* **INSTRUCTION**: Reproduce the following lines verbatim, covering every record.

* **Layout element entries**:
◇ ◇ ◇

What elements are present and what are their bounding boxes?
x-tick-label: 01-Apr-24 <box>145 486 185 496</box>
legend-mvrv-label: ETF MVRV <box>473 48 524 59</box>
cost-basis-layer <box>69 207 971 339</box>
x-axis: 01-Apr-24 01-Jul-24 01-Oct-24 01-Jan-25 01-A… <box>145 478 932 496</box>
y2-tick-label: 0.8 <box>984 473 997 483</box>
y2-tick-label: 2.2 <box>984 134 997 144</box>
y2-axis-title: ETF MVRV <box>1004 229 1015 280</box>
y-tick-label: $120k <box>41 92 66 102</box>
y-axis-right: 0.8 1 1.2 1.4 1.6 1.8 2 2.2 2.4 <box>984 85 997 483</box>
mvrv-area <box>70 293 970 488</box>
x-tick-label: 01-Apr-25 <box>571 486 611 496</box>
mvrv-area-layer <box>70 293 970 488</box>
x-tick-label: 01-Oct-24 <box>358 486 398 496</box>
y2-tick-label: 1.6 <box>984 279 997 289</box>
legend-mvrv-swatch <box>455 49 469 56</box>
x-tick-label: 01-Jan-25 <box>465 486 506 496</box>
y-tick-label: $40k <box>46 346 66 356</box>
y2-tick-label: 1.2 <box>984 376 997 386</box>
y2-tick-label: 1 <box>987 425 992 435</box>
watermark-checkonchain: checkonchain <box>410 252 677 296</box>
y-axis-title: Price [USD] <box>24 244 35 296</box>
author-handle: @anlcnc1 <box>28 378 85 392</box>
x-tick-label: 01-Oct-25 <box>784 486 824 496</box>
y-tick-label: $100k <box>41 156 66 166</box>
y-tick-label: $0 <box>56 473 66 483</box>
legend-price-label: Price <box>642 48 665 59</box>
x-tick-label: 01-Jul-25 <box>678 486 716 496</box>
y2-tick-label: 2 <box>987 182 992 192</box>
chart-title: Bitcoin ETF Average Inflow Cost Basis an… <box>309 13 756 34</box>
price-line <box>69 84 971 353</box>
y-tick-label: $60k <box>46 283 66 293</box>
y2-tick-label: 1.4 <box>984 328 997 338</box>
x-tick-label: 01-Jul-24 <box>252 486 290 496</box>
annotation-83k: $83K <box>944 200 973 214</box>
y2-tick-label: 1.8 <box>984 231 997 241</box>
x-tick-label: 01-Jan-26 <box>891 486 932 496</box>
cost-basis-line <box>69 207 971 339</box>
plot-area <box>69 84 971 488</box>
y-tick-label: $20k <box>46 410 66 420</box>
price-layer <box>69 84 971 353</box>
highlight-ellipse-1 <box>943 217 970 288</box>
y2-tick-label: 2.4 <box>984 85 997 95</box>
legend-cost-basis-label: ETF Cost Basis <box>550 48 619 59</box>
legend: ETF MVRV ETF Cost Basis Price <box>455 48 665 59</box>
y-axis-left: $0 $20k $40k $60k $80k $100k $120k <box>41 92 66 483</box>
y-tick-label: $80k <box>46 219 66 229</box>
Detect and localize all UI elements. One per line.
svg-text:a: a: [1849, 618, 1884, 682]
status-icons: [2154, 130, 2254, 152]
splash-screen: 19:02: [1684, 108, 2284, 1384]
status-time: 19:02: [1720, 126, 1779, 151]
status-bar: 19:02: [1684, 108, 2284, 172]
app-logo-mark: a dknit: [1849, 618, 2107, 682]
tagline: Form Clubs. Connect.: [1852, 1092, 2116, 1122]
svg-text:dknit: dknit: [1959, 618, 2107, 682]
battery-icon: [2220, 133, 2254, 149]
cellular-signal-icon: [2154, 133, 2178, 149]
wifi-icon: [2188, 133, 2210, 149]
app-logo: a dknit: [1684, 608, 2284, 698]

◇ ◇ ◇

* **RESULT OF THE EXERCISE**:
What elements are present and what are their bounding boxes?
x-tick-label: 01-Apr-24 <box>145 486 185 496</box>
legend-mvrv-label: ETF MVRV <box>473 48 524 59</box>
cost-basis-layer <box>69 207 971 339</box>
x-axis: 01-Apr-24 01-Jul-24 01-Oct-24 01-Jan-25 01-A… <box>145 478 932 496</box>
y2-tick-label: 0.8 <box>984 473 997 483</box>
y2-tick-label: 2.2 <box>984 134 997 144</box>
y2-axis-title: ETF MVRV <box>1004 229 1015 280</box>
y-tick-label: $120k <box>41 92 66 102</box>
y-axis-right: 0.8 1 1.2 1.4 1.6 1.8 2 2.2 2.4 <box>984 85 997 483</box>
mvrv-area <box>70 293 970 488</box>
x-tick-label: 01-Apr-25 <box>571 486 611 496</box>
mvrv-area-layer <box>70 293 970 488</box>
x-tick-label: 01-Oct-24 <box>358 486 398 496</box>
y2-tick-label: 1.6 <box>984 279 997 289</box>
legend-mvrv-swatch <box>455 49 469 56</box>
x-tick-label: 01-Jan-25 <box>465 486 506 496</box>
y-tick-label: $40k <box>46 346 66 356</box>
y2-tick-label: 1.2 <box>984 376 997 386</box>
y2-tick-label: 1 <box>987 425 992 435</box>
watermark-checkonchain: checkonchain <box>410 252 677 296</box>
y-axis-title: Price [USD] <box>24 244 35 296</box>
author-handle: @anlcnc1 <box>28 378 85 392</box>
x-tick-label: 01-Oct-25 <box>784 486 824 496</box>
y-tick-label: $100k <box>41 156 66 166</box>
y-tick-label: $0 <box>56 473 66 483</box>
legend-price-label: Price <box>642 48 665 59</box>
x-tick-label: 01-Jul-25 <box>678 486 716 496</box>
y2-tick-label: 2 <box>987 182 992 192</box>
chart-title: Bitcoin ETF Average Inflow Cost Basis an… <box>309 13 756 34</box>
price-line <box>69 84 971 353</box>
y-tick-label: $60k <box>46 283 66 293</box>
y2-tick-label: 1.4 <box>984 328 997 338</box>
x-tick-label: 01-Jul-24 <box>252 486 290 496</box>
annotation-83k: $83K <box>944 200 973 214</box>
y2-tick-label: 1.8 <box>984 231 997 241</box>
x-tick-label: 01-Jan-26 <box>891 486 932 496</box>
cost-basis-line <box>69 207 971 339</box>
plot-area <box>69 84 971 488</box>
y-tick-label: $20k <box>46 410 66 420</box>
price-layer <box>69 84 971 353</box>
highlight-ellipse-1 <box>943 217 970 288</box>
y2-tick-label: 2.4 <box>984 85 997 95</box>
legend-cost-basis-label: ETF Cost Basis <box>550 48 619 59</box>
legend: ETF MVRV ETF Cost Basis Price <box>455 48 665 59</box>
y-axis-left: $0 $20k $40k $60k $80k $100k $120k <box>41 92 66 483</box>
y-tick-label: $80k <box>46 219 66 229</box>
Detect and localize all UI elements. One per line.
svg-text:a: a: [1849, 618, 1884, 682]
status-icons: [2154, 130, 2254, 152]
splash-screen: 19:02: [1684, 108, 2284, 1384]
status-time: 19:02: [1720, 126, 1779, 151]
status-bar: 19:02: [1684, 108, 2284, 172]
app-logo-mark: a dknit: [1849, 618, 2107, 682]
tagline: Form Clubs. Connect.: [1852, 1092, 2116, 1122]
svg-text:dknit: dknit: [1959, 618, 2107, 682]
battery-icon: [2220, 133, 2254, 149]
cellular-signal-icon: [2154, 133, 2178, 149]
wifi-icon: [2188, 133, 2210, 149]
app-logo: a dknit: [1684, 608, 2284, 698]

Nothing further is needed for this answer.